To do | From the line containing "Give me a plain-text" through the last line of the entries below, repeat each line word for word and leave out the rest.

(Stored records)

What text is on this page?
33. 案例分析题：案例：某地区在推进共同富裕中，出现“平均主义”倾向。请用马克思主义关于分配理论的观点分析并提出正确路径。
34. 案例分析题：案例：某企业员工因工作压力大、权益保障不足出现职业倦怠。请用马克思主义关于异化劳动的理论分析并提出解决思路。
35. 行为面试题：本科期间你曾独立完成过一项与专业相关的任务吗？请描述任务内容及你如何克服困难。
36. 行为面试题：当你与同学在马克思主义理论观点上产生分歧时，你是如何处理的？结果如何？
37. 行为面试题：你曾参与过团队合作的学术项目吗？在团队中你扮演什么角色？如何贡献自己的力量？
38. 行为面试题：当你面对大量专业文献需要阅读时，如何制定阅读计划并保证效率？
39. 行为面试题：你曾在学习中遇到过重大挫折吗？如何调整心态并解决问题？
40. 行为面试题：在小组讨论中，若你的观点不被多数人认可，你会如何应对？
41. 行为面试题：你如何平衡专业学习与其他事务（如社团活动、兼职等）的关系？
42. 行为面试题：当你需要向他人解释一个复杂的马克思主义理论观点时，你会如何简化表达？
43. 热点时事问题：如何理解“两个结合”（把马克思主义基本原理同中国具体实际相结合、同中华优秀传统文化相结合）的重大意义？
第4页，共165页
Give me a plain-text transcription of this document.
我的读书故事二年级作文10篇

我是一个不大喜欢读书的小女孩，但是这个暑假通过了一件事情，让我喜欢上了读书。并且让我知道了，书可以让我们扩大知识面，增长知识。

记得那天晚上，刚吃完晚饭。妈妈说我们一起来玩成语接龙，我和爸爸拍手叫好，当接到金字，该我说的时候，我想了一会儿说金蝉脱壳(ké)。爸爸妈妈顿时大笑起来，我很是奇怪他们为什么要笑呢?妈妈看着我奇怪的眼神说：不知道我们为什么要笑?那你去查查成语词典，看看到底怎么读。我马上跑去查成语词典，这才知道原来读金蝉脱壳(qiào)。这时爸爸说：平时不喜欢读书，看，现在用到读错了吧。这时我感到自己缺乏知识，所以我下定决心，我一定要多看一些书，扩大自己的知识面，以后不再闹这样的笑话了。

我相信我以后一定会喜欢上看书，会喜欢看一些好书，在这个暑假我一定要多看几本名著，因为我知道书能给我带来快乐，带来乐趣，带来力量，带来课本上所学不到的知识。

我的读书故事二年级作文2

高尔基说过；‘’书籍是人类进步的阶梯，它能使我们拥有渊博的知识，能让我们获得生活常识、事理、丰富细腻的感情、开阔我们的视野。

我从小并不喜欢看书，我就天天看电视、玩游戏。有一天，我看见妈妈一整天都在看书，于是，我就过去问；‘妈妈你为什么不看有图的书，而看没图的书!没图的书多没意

Reply |
Give me a plain-text transcription of this document.
我的读书故事二年级作文10篇

我是一个不大喜欢读书的小女孩，但是这个暑假通过了一件事情，让我喜欢上了读书。并且让我知道了，书可以让我们扩大知识面，增长知识。

记得那天晚上，刚吃完晚饭。妈妈说我们一起来玩成语接龙，我和爸爸拍手叫好，当接到金字，该我说的时候，我想了一会儿说金蝉脱壳(ké)。爸爸妈妈顿时大笑起来，我很是奇怪他们为什么要笑呢?妈妈看着我奇怪的眼神说：不知道我们为什么要笑?那你去查查成语词典，看看到底怎么读。我马上跑去查成语词典，这才知道原来读金蝉脱壳(qiào)。这时爸爸说：平时不喜欢读书，看，现在用到读错了吧。这时我感到自己缺乏知识，所以我下定决心，我一定要多看一些书，扩大自己的知识面，以后不再闹这样的笑话了。

我相信我以后一定会喜欢上看书，会喜欢看一些好书，在这个暑假我一定要多看几本名著，因为我知道书能给我带来快乐，带来乐趣，带来力量，带来课本上所学不到的知识。

我的读书故事二年级作文2

高尔基说过；‘’书籍是人类进步的阶梯，它能使我们拥有渊博的知识，能让我们获得生活常识、事理、丰富细腻的感情、开阔我们的视野。

我从小并不喜欢看书，我就天天看电视、玩游戏。有一天，我看见妈妈一整天都在看书，于是，我就过去问；‘妈妈你为什么不看有图的书，而看没图的书!没图的书多没意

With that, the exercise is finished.